Work instructions: In the listing below, locate the lines that hold the string "samochodzie". Copy those lines.

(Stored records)
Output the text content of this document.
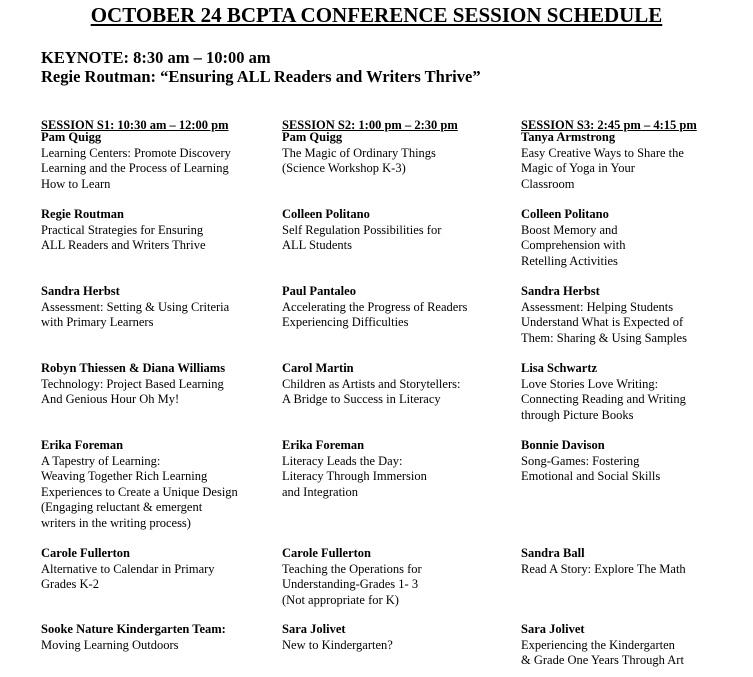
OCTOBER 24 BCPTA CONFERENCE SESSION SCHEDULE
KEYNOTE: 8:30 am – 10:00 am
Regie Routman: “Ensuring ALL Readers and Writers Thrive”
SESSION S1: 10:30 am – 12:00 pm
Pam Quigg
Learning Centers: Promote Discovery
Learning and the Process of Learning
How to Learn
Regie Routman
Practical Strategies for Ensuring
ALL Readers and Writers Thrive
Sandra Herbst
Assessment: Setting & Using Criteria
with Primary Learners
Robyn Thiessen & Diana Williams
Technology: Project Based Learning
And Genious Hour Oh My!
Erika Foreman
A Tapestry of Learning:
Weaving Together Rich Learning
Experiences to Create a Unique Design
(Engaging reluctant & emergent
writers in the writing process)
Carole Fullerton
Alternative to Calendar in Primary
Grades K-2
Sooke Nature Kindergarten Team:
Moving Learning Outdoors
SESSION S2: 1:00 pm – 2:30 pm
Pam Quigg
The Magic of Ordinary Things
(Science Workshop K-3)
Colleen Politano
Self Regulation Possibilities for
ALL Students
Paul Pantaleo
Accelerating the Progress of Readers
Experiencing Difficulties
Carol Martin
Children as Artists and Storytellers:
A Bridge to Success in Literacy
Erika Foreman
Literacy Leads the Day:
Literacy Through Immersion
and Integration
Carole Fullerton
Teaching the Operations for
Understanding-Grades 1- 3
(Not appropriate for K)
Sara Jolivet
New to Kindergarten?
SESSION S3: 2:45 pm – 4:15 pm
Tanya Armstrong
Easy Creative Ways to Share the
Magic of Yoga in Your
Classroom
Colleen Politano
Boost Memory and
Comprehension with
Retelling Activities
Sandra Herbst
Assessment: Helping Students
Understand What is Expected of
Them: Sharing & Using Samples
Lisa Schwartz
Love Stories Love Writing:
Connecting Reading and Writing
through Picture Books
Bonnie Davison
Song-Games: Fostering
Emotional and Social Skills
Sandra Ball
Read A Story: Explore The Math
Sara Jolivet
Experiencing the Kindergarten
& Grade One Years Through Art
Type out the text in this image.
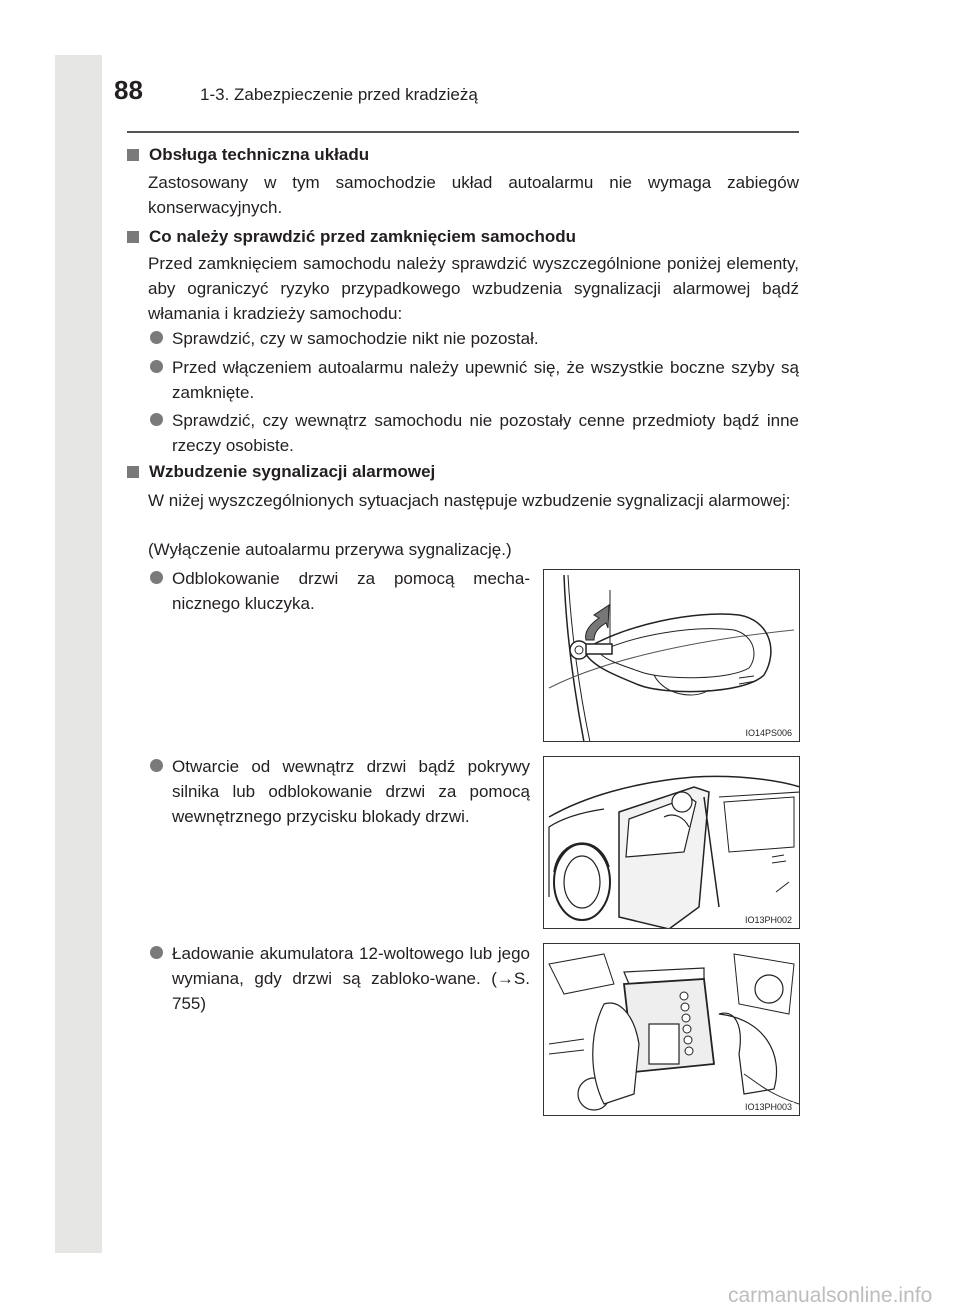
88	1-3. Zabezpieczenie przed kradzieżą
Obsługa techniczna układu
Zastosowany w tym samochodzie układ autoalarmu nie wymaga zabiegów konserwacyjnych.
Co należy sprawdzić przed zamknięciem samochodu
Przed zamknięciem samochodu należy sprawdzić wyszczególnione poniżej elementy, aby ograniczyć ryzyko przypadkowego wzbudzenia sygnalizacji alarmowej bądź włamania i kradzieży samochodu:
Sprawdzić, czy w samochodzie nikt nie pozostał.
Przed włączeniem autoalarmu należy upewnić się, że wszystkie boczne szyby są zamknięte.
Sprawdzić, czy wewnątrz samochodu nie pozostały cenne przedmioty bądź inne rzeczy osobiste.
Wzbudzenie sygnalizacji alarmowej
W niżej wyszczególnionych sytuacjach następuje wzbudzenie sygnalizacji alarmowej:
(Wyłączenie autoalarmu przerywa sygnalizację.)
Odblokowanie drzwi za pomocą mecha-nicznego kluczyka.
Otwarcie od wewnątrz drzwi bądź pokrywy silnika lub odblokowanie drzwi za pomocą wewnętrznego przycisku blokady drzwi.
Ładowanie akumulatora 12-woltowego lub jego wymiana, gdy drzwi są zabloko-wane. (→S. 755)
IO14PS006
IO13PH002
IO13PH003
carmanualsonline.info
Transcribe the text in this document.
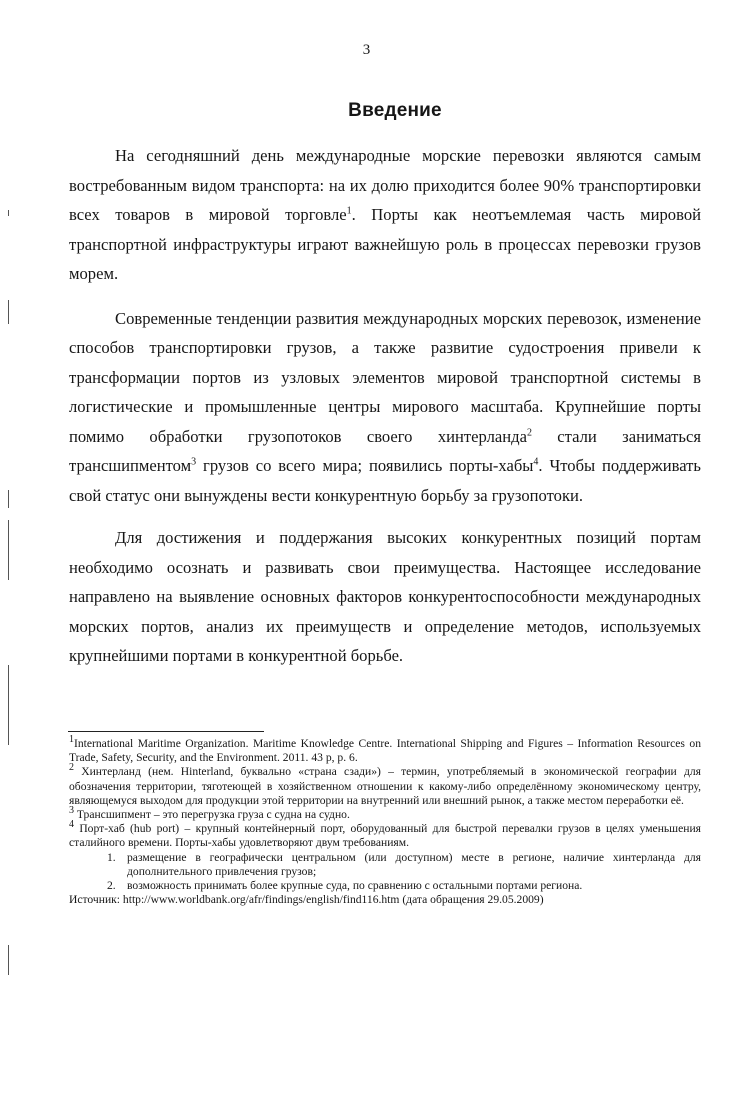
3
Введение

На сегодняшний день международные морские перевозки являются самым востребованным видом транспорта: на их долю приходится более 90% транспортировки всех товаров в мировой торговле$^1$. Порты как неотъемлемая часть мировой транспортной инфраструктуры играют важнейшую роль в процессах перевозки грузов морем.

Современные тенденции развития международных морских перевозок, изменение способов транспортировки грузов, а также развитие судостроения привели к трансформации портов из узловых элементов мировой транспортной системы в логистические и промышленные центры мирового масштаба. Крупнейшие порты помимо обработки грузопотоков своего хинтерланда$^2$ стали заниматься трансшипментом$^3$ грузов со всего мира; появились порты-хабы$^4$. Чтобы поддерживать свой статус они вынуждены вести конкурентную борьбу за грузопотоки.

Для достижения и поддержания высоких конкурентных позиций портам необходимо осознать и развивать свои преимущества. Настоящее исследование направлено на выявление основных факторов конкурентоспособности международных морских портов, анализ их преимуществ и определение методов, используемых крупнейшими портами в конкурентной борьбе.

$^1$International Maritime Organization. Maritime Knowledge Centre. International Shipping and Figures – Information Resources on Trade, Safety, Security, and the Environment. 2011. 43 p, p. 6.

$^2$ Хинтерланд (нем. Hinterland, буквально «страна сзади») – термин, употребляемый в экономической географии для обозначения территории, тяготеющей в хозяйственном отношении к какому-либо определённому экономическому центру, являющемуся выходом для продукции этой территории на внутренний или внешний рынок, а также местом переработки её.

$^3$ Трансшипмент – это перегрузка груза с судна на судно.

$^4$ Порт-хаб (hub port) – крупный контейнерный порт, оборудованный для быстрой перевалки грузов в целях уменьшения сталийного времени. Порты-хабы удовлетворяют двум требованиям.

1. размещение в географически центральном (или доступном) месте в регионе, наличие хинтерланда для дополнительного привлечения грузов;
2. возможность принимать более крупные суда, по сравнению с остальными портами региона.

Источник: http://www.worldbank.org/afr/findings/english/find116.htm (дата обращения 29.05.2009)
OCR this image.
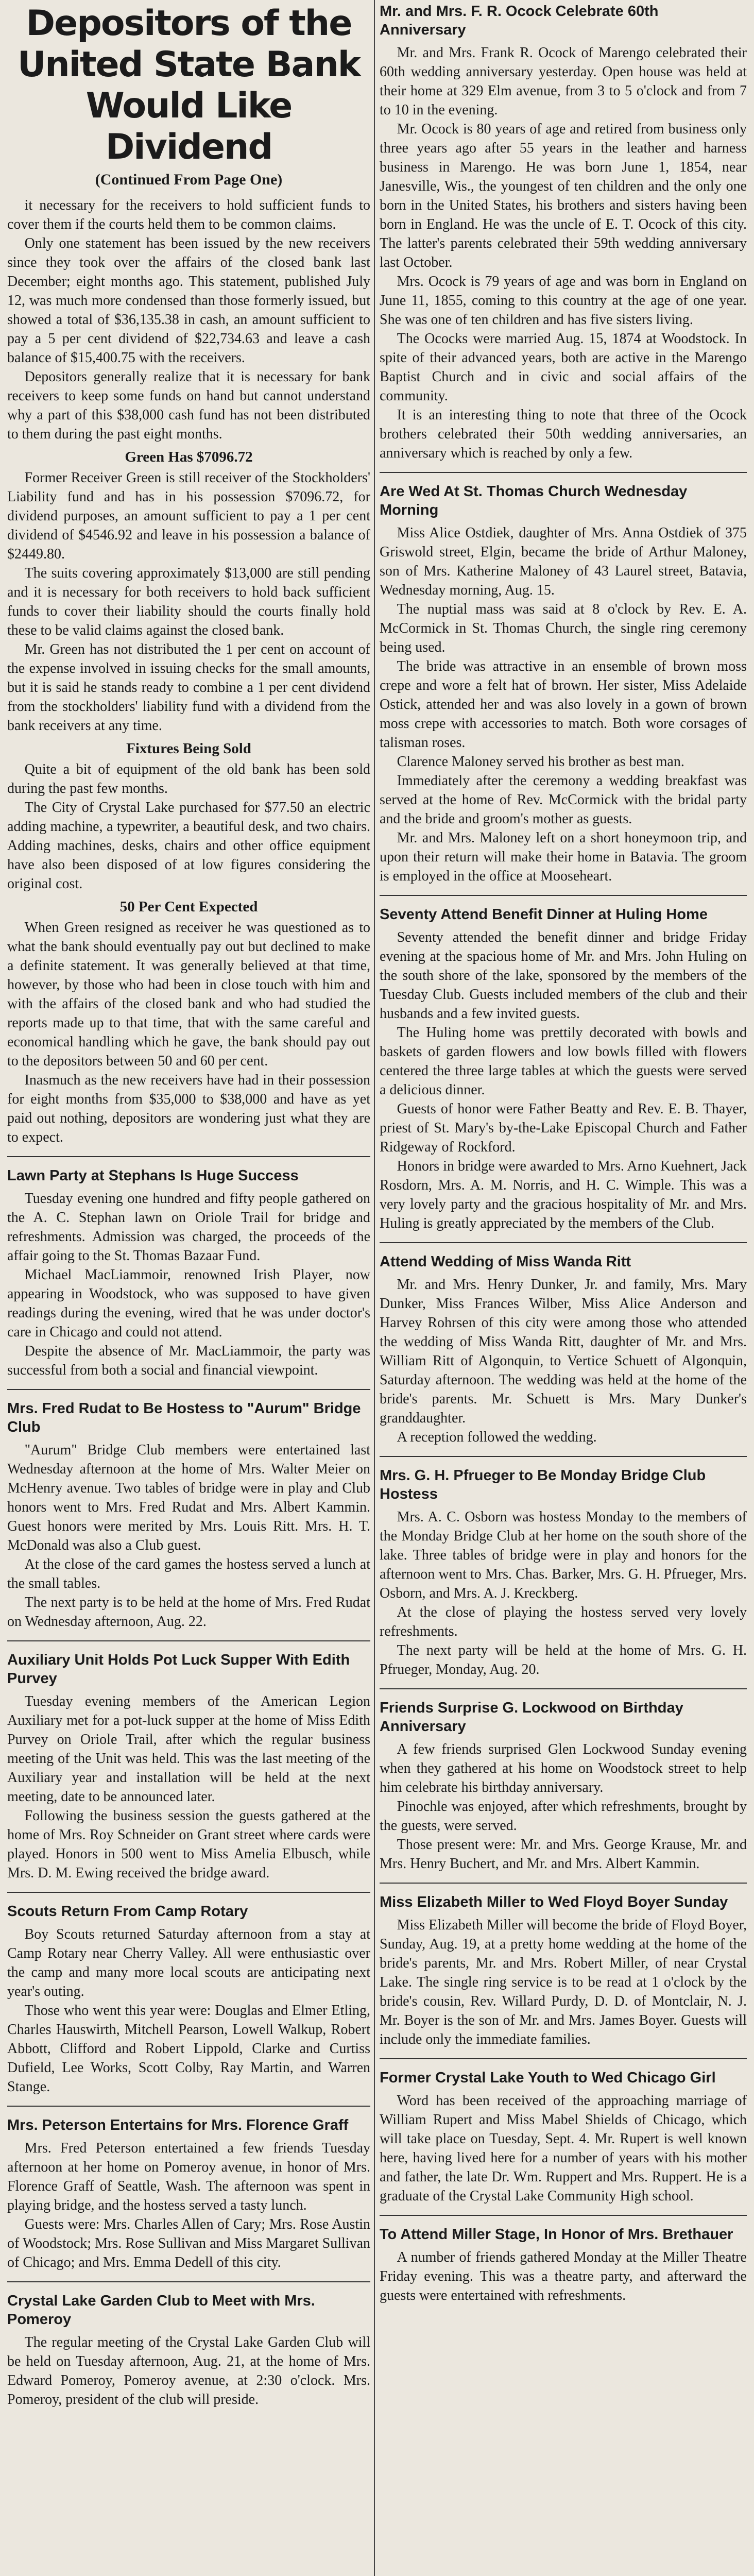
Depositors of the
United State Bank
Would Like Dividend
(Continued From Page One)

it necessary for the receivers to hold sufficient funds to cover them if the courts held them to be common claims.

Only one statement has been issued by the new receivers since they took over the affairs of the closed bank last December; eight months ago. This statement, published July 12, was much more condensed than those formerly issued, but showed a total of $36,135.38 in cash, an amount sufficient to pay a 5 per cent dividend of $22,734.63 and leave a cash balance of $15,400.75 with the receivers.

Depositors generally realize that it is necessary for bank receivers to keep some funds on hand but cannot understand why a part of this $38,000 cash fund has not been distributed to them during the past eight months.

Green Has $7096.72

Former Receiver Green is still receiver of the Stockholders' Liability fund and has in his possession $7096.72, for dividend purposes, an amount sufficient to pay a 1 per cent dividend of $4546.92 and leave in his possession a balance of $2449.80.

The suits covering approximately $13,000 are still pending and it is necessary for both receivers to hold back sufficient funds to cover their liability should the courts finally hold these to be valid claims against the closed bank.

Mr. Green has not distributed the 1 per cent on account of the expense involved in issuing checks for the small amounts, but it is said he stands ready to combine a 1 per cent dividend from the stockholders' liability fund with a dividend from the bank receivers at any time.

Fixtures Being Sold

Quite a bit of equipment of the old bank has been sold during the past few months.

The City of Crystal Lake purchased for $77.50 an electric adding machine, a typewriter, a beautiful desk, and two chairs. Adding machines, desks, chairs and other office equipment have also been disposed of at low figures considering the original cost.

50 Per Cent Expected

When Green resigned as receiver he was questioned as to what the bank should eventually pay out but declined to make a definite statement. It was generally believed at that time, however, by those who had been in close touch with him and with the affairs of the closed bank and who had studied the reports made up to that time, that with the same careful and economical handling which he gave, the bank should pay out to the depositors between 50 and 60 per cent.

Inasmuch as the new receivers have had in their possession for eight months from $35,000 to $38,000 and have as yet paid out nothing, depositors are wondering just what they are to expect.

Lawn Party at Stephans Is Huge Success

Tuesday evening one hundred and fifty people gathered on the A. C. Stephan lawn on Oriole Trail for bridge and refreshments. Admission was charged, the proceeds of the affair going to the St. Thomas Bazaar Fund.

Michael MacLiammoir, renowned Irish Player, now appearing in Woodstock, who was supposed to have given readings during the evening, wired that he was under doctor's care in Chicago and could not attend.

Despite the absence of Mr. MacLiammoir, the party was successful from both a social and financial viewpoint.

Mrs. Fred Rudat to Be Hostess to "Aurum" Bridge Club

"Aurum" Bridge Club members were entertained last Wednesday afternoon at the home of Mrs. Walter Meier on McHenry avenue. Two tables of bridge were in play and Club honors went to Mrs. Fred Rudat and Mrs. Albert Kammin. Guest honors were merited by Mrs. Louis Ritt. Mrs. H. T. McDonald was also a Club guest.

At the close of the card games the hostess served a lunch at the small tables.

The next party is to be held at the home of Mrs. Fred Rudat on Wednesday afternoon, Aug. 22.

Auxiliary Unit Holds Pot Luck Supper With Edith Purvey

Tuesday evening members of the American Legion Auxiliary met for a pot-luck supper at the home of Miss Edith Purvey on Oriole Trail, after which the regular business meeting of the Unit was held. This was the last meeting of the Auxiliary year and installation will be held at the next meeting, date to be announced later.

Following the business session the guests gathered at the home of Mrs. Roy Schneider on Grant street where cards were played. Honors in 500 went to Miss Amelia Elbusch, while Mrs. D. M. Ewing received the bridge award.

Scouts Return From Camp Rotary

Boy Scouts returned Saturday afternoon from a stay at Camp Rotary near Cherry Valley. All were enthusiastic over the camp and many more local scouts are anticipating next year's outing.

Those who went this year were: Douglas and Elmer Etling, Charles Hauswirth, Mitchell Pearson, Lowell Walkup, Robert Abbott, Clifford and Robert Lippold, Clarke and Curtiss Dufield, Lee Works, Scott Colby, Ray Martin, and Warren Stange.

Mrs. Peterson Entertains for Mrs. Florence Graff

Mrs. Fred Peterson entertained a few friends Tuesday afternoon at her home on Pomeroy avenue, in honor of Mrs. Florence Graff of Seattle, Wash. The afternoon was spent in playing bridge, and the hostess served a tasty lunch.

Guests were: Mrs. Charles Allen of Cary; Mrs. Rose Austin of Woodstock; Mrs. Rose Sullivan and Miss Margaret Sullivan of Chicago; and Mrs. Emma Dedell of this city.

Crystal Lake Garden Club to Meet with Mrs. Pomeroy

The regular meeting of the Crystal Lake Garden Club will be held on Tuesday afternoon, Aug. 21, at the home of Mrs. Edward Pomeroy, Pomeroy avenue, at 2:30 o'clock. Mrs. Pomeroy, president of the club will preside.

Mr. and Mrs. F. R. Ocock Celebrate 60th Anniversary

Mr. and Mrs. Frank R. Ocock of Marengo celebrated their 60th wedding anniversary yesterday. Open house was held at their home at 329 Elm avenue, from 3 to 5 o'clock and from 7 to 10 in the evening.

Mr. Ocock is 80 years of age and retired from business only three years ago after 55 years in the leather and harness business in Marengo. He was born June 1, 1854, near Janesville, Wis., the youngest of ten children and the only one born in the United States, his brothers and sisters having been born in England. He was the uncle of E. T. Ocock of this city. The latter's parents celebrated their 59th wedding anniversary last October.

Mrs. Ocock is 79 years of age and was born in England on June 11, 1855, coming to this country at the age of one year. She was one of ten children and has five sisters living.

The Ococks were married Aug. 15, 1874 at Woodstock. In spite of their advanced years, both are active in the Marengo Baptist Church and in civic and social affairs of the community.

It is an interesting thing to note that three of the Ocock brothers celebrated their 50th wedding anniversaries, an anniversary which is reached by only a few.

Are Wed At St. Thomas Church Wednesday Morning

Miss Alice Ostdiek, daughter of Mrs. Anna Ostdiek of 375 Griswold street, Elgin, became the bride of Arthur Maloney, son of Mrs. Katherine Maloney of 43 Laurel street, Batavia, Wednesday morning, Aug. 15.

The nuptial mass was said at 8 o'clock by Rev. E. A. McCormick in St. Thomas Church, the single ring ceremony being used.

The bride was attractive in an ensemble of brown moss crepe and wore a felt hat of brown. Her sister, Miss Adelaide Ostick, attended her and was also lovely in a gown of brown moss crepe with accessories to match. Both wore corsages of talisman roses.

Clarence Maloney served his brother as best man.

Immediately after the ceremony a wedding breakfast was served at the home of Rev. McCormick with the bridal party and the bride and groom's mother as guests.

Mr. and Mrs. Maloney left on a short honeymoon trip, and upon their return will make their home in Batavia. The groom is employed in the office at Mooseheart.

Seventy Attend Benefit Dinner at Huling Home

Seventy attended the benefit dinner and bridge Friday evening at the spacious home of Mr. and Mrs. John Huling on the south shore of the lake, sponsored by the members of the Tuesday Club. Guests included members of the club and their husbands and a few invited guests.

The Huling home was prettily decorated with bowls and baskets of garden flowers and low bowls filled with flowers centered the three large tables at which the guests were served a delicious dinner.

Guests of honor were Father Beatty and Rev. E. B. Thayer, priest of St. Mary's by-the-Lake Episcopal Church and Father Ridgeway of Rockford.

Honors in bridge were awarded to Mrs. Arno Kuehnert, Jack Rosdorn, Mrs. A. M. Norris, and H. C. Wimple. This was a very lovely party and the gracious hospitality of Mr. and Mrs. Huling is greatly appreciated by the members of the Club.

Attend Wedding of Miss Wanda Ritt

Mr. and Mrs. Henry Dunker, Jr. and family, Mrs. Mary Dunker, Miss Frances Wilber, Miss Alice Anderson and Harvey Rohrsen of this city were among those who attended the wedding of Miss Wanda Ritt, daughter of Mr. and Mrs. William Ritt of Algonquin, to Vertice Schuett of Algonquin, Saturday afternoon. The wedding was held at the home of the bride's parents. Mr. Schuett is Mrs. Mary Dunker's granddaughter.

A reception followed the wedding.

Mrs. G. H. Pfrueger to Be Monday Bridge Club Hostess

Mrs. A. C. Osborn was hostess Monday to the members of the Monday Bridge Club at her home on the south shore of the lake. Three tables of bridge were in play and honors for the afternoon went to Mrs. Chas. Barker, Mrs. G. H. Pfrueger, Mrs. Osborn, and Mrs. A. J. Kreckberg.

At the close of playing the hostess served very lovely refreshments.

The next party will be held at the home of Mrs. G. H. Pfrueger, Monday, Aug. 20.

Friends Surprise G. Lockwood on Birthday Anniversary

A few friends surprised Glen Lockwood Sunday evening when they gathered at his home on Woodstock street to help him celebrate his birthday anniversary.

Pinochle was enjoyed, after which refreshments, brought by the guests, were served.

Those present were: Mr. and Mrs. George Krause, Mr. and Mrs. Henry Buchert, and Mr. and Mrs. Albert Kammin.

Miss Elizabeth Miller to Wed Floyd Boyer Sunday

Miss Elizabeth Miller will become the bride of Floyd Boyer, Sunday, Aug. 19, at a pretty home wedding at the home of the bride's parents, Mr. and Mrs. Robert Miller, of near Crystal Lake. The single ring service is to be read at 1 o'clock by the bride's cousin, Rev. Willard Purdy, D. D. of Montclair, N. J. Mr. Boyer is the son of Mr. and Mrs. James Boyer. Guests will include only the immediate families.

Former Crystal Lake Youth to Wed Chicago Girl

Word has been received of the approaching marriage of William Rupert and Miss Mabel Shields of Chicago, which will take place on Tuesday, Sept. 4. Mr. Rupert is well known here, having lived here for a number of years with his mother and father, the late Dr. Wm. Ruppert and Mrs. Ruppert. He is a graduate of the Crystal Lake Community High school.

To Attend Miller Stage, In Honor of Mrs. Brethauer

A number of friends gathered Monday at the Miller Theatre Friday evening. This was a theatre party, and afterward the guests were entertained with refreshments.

Result of this task:
Zastosowany w tym samochodzie układ autoalarmu nie wymaga zabiegów konserwacyjnych.
Sprawdzić, czy w samochodzie nikt nie pozostał.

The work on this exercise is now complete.